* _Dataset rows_
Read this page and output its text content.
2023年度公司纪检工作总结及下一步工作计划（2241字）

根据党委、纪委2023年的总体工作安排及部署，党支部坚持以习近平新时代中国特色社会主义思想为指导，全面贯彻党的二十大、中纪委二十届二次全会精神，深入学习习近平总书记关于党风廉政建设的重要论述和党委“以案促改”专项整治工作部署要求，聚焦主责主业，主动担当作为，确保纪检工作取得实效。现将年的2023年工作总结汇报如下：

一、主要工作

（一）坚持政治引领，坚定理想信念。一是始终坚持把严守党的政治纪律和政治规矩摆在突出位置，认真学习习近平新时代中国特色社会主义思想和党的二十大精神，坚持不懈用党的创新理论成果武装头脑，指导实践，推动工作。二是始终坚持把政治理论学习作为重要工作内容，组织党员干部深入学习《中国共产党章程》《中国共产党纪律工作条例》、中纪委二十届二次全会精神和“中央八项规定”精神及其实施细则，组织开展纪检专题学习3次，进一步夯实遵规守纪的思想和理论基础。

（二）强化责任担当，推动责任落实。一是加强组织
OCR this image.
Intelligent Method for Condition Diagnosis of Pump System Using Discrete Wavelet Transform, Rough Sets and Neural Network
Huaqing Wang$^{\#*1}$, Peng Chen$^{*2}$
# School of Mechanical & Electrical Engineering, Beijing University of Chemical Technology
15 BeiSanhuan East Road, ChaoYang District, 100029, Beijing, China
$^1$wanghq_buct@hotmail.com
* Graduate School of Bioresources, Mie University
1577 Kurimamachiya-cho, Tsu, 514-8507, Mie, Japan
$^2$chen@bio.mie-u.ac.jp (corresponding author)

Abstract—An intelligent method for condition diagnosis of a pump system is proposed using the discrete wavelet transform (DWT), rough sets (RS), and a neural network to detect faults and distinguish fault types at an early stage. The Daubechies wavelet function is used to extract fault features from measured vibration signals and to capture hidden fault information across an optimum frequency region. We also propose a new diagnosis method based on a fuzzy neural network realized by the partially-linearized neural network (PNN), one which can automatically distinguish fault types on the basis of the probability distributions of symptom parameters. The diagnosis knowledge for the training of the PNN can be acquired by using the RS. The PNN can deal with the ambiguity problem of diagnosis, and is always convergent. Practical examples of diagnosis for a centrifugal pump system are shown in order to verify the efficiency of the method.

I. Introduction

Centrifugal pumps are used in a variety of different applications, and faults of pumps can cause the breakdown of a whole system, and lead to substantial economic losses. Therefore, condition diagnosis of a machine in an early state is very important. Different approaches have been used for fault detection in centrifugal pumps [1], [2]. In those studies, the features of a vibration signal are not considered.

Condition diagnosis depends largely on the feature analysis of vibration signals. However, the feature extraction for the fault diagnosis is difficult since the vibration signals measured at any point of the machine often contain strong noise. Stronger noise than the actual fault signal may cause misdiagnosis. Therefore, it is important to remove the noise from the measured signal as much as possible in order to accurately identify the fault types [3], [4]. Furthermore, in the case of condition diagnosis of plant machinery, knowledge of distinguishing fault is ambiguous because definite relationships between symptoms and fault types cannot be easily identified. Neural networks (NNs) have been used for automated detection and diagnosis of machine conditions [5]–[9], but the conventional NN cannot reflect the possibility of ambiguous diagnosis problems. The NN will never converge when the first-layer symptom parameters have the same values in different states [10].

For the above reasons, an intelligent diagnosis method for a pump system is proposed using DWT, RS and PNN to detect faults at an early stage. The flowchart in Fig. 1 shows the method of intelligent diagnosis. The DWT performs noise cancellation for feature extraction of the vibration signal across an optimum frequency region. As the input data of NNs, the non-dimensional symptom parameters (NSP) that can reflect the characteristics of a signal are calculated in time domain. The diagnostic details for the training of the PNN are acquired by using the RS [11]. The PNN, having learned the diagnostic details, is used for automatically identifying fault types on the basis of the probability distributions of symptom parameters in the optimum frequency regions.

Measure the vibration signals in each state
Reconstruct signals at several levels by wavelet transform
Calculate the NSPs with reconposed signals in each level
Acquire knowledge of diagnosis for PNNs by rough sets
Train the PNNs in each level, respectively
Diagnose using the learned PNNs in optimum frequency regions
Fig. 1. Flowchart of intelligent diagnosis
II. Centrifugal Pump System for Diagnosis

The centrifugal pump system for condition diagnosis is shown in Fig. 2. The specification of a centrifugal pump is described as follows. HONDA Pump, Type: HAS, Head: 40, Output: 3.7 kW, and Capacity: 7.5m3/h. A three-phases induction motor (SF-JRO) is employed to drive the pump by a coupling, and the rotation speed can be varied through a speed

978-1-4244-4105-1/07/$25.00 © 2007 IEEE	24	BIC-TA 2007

* _What you are asked to do_
Pick out every line above that contains the word "University" and copy it.

* _Final result_
# School of Mechanical & Electrical Engineering, Beijing University of Chemical Technology
* Graduate School of Bioresources, Mie University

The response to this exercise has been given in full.